■ **Dataset items**
· · · · · · ·

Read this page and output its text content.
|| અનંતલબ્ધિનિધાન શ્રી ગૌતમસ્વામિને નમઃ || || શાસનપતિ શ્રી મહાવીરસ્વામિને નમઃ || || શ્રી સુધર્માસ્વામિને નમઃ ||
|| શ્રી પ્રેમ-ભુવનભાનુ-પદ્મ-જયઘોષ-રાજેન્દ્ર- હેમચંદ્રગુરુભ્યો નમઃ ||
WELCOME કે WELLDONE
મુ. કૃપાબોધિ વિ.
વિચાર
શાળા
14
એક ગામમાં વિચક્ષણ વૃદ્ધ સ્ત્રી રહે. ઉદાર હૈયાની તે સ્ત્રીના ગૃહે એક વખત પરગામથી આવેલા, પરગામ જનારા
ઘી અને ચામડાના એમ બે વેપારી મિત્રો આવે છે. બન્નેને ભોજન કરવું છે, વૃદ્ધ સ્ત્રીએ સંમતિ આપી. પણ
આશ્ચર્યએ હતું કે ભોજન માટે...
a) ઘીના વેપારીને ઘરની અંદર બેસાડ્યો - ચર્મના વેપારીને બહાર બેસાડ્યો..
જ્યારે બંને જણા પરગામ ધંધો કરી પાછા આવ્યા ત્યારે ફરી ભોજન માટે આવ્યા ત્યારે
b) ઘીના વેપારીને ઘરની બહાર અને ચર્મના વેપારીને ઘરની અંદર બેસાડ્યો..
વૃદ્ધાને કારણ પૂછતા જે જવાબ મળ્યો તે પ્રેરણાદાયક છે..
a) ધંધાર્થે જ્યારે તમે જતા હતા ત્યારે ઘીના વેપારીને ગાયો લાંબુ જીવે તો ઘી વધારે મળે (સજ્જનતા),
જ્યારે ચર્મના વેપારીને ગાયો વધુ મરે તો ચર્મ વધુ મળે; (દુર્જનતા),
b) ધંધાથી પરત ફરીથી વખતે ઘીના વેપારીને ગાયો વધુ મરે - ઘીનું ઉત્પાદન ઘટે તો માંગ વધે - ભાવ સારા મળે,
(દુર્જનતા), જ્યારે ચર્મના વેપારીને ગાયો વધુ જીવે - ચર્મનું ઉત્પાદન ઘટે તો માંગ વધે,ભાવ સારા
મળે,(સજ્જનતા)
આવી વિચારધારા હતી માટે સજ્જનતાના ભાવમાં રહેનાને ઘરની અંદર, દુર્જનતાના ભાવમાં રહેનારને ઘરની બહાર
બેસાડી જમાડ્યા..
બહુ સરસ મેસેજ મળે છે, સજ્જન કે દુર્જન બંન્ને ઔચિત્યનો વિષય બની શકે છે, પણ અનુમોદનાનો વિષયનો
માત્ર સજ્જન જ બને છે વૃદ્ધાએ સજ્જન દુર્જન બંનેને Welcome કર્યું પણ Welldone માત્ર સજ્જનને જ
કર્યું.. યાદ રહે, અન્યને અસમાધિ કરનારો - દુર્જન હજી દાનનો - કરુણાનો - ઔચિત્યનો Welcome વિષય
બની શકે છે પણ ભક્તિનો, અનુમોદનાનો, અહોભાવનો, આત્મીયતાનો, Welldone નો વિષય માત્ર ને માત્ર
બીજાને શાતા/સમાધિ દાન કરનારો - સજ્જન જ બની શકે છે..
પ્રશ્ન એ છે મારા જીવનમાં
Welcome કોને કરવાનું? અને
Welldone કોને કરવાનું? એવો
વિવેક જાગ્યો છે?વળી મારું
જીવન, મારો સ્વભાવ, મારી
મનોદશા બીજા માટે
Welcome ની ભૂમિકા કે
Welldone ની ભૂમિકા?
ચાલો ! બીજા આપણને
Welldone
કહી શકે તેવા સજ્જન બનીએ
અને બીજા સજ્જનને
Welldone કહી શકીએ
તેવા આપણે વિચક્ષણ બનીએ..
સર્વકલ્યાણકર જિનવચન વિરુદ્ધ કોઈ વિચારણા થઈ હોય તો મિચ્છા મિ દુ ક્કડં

· · · · · · ·

Repeat the data above exactly.

■ **WRITTEN SOLUTION**
Read this page and output its text content.
|| અનંતલબ્ધિનિધાન શ્રી ગૌતમસ્વામિને નમઃ || || શાસનપતિ શ્રી મહાવીરસ્વામિને નમઃ || || શ્રી સુધર્માસ્વામિને નમઃ ||
|| શ્રી પ્રેમ-ભુવનભાનુ-પદ્મ-જયઘોષ-રાજેન્દ્ર- હેમચંદ્રગુરુભ્યો નમઃ ||
WELCOME કે WELLDONE
મુ. કૃપાબોધિ વિ.
વિચાર
શાળા
14
એક ગામમાં વિચક્ષણ વૃદ્ધ સ્ત્રી રહે. ઉદાર હૈયાની તે સ્ત્રીના ગૃહે એક વખત પરગામથી આવેલા, પરગામ જનારા
ઘી અને ચામડાના એમ બે વેપારી મિત્રો આવે છે. બન્નેને ભોજન કરવું છે, વૃદ્ધ સ્ત્રીએ સંમતિ આપી. પણ
આશ્ચર્યએ હતું કે ભોજન માટે...
a) ઘીના વેપારીને ઘરની અંદર બેસાડ્યો - ચર્મના વેપારીને બહાર બેસાડ્યો..
જ્યારે બંને જણા પરગામ ધંધો કરી પાછા આવ્યા ત્યારે ફરી ભોજન માટે આવ્યા ત્યારે
b) ઘીના વેપારીને ઘરની બહાર અને ચર્મના વેપારીને ઘરની અંદર બેસાડ્યો..
વૃદ્ધાને કારણ પૂછતા જે જવાબ મળ્યો તે પ્રેરણાદાયક છે..
a) ધંધાર્થે જ્યારે તમે જતા હતા ત્યારે ઘીના વેપારીને ગાયો લાંબુ જીવે તો ઘી વધારે મળે (સજ્જનતા),
જ્યારે ચર્મના વેપારીને ગાયો વધુ મરે તો ચર્મ વધુ મળે; (દુર્જનતા),
b) ધંધાથી પરત ફરીથી વખતે ઘીના વેપારીને ગાયો વધુ મરે - ઘીનું ઉત્પાદન ઘટે તો માંગ વધે - ભાવ સારા મળે,
(દુર્જનતા), જ્યારે ચર્મના વેપારીને ગાયો વધુ જીવે - ચર્મનું ઉત્પાદન ઘટે તો માંગ વધે,ભાવ સારા
મળે,(સજ્જનતા)
આવી વિચારધારા હતી માટે સજ્જનતાના ભાવમાં રહેનાને ઘરની અંદર, દુર્જનતાના ભાવમાં રહેનારને ઘરની બહાર
બેસાડી જમાડ્યા..
બહુ સરસ મેસેજ મળે છે, સજ્જન કે દુર્જન બંન્ને ઔચિત્યનો વિષય બની શકે છે, પણ અનુમોદનાનો વિષયનો
માત્ર સજ્જન જ બને છે વૃદ્ધાએ સજ્જન દુર્જન બંનેને Welcome કર્યું પણ Welldone માત્ર સજ્જનને જ
કર્યું.. યાદ રહે, અન્યને અસમાધિ કરનારો - દુર્જન હજી દાનનો - કરુણાનો - ઔચિત્યનો Welcome વિષય
બની શકે છે પણ ભક્તિનો, અનુમોદનાનો, અહોભાવનો, આત્મીયતાનો, Welldone નો વિષય માત્ર ને માત્ર
બીજાને શાતા/સમાધિ દાન કરનારો - સજ્જન જ બની શકે છે..
પ્રશ્ન એ છે મારા જીવનમાં
Welcome કોને કરવાનું? અને
Welldone કોને કરવાનું? એવો
વિવેક જાગ્યો છે?વળી મારું
જીવન, મારો સ્વભાવ, મારી
મનોદશા બીજા માટે
Welcome ની ભૂમિકા કે
Welldone ની ભૂમિકા?
ચાલો ! બીજા આપણને
Welldone
કહી શકે તેવા સજ્જન બનીએ
અને બીજા સજ્જનને
Welldone કહી શકીએ
તેવા આપણે વિચક્ષણ બનીએ..
સર્વકલ્યાણકર જિનવચન વિરુદ્ધ કોઈ વિચારણા થઈ હોય તો મિચ્છા મિ દુ ક્કડં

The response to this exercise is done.